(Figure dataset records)

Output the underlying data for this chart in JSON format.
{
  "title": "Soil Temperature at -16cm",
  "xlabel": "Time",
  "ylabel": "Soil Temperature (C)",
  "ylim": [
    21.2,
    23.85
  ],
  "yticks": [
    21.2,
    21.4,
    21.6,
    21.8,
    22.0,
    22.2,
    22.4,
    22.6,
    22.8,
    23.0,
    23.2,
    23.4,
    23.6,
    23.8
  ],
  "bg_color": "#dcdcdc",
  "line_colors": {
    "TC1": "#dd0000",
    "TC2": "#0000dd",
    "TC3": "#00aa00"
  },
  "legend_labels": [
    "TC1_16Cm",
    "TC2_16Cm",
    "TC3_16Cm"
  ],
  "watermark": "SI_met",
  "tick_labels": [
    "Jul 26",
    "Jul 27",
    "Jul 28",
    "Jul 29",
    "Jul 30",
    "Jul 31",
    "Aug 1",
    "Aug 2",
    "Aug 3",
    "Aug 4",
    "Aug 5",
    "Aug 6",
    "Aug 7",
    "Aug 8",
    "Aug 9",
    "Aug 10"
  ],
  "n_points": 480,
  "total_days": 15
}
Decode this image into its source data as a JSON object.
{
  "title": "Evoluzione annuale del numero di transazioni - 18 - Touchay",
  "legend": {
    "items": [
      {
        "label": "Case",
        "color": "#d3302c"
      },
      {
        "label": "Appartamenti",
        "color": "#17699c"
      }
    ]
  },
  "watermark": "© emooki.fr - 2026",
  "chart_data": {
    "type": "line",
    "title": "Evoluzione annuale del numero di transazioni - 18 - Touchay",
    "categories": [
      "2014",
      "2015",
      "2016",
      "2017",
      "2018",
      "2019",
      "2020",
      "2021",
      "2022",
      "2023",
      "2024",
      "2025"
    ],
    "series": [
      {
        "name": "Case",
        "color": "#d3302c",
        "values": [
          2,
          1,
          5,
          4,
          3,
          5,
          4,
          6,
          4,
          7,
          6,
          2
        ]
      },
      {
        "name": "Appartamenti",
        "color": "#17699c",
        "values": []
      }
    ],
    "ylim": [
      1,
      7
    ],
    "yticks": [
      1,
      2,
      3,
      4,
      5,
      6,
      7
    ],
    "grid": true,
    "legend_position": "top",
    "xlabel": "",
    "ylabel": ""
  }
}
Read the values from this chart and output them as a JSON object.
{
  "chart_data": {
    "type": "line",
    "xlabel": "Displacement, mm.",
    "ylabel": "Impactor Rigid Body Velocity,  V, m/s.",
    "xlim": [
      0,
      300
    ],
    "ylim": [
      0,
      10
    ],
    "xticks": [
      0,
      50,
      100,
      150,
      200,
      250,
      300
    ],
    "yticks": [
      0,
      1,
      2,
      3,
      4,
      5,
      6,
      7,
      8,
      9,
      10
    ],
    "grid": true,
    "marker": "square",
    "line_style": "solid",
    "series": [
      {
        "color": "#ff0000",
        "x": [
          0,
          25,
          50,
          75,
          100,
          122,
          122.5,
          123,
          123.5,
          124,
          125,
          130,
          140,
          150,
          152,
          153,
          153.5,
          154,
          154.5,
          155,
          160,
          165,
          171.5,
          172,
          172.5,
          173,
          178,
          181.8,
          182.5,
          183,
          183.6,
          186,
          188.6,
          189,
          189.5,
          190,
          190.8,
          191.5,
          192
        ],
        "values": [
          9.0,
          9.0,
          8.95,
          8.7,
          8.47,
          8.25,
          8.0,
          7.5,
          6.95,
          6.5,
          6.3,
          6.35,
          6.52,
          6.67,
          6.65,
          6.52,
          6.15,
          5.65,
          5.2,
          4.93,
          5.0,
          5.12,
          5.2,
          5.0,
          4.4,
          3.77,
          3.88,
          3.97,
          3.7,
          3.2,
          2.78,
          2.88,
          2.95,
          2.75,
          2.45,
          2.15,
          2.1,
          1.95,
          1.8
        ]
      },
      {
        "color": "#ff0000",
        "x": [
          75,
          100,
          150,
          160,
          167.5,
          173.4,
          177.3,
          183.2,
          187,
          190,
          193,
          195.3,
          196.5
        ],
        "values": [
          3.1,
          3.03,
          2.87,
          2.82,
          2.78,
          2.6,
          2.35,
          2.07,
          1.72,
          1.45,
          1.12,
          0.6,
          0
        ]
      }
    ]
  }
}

WHAT TO PRODUCE
Copy all of the data exactly.

RESPONSE BELOW
Output the underlying data for this chart in JSON format.
{
  "title": "Soil Temperature at -16cm",
  "xlabel": "Time",
  "ylabel": "Soil Temperature (C)",
  "ylim": [
    21.2,
    23.85
  ],
  "yticks": [
    21.2,
    21.4,
    21.6,
    21.8,
    22.0,
    22.2,
    22.4,
    22.6,
    22.8,
    23.0,
    23.2,
    23.4,
    23.6,
    23.8
  ],
  "bg_color": "#dcdcdc",
  "line_colors": {
    "TC1": "#dd0000",
    "TC2": "#0000dd",
    "TC3": "#00aa00"
  },
  "legend_labels": [
    "TC1_16Cm",
    "TC2_16Cm",
    "TC3_16Cm"
  ],
  "watermark": "SI_met",
  "tick_labels": [
    "Jul 26",
    "Jul 27",
    "Jul 28",
    "Jul 29",
    "Jul 30",
    "Jul 31",
    "Aug 1",
    "Aug 2",
    "Aug 3",
    "Aug 4",
    "Aug 5",
    "Aug 6",
    "Aug 7",
    "Aug 8",
    "Aug 9",
    "Aug 10"
  ],
  "n_points": 480,
  "total_days": 15
}
Decode this image into its source data as a JSON object.
{
  "title": "Evoluzione annuale del numero di transazioni - 18 - Touchay",
  "legend": {
    "items": [
      {
        "label": "Case",
        "color": "#d3302c"
      },
      {
        "label": "Appartamenti",
        "color": "#17699c"
      }
    ]
  },
  "watermark": "© emooki.fr - 2026",
  "chart_data": {
    "type": "line",
    "title": "Evoluzione annuale del numero di transazioni - 18 - Touchay",
    "categories": [
      "2014",
      "2015",
      "2016",
      "2017",
      "2018",
      "2019",
      "2020",
      "2021",
      "2022",
      "2023",
      "2024",
      "2025"
    ],
    "series": [
      {
        "name": "Case",
        "color": "#d3302c",
        "values": [
          2,
          1,
          5,
          4,
          3,
          5,
          4,
          6,
          4,
          7,
          6,
          2
        ]
      },
      {
        "name": "Appartamenti",
        "color": "#17699c",
        "values": []
      }
    ],
    "ylim": [
      1,
      7
    ],
    "yticks": [
      1,
      2,
      3,
      4,
      5,
      6,
      7
    ],
    "grid": true,
    "legend_position": "top",
    "xlabel": "",
    "ylabel": ""
  }
}
Read the values from this chart and output them as a JSON object.
{
  "chart_data": {
    "type": "line",
    "xlabel": "Displacement, mm.",
    "ylabel": "Impactor Rigid Body Velocity,  V, m/s.",
    "xlim": [
      0,
      300
    ],
    "ylim": [
      0,
      10
    ],
    "xticks": [
      0,
      50,
      100,
      150,
      200,
      250,
      300
    ],
    "yticks": [
      0,
      1,
      2,
      3,
      4,
      5,
      6,
      7,
      8,
      9,
      10
    ],
    "grid": true,
    "marker": "square",
    "line_style": "solid",
    "series": [
      {
        "color": "#ff0000",
        "x": [
          0,
          25,
          50,
          75,
          100,
          122,
          122.5,
          123,
          123.5,
          124,
          125,
          130,
          140,
          150,
          152,
          153,
          153.5,
          154,
          154.5,
          155,
          160,
          165,
          171.5,
          172,
          172.5,
          173,
          178,
          181.8,
          182.5,
          183,
          183.6,
          186,
          188.6,
          189,
          189.5,
          190,
          190.8,
          191.5,
          192
        ],
        "values": [
          9.0,
          9.0,
          8.95,
          8.7,
          8.47,
          8.25,
          8.0,
          7.5,
          6.95,
          6.5,
          6.3,
          6.35,
          6.52,
          6.67,
          6.65,
          6.52,
          6.15,
          5.65,
          5.2,
          4.93,
          5.0,
          5.12,
          5.2,
          5.0,
          4.4,
          3.77,
          3.88,
          3.97,
          3.7,
          3.2,
          2.78,
          2.88,
          2.95,
          2.75,
          2.45,
          2.15,
          2.1,
          1.95,
          1.8
        ]
      },
      {
        "color": "#ff0000",
        "x": [
          75,
          100,
          150,
          160,
          167.5,
          173.4,
          177.3,
          183.2,
          187,
          190,
          193,
          195.3,
          196.5
        ],
        "values": [
          3.1,
          3.03,
          2.87,
          2.82,
          2.78,
          2.6,
          2.35,
          2.07,
          1.72,
          1.45,
          1.12,
          0.6,
          0
        ]
      }
    ]
  }
}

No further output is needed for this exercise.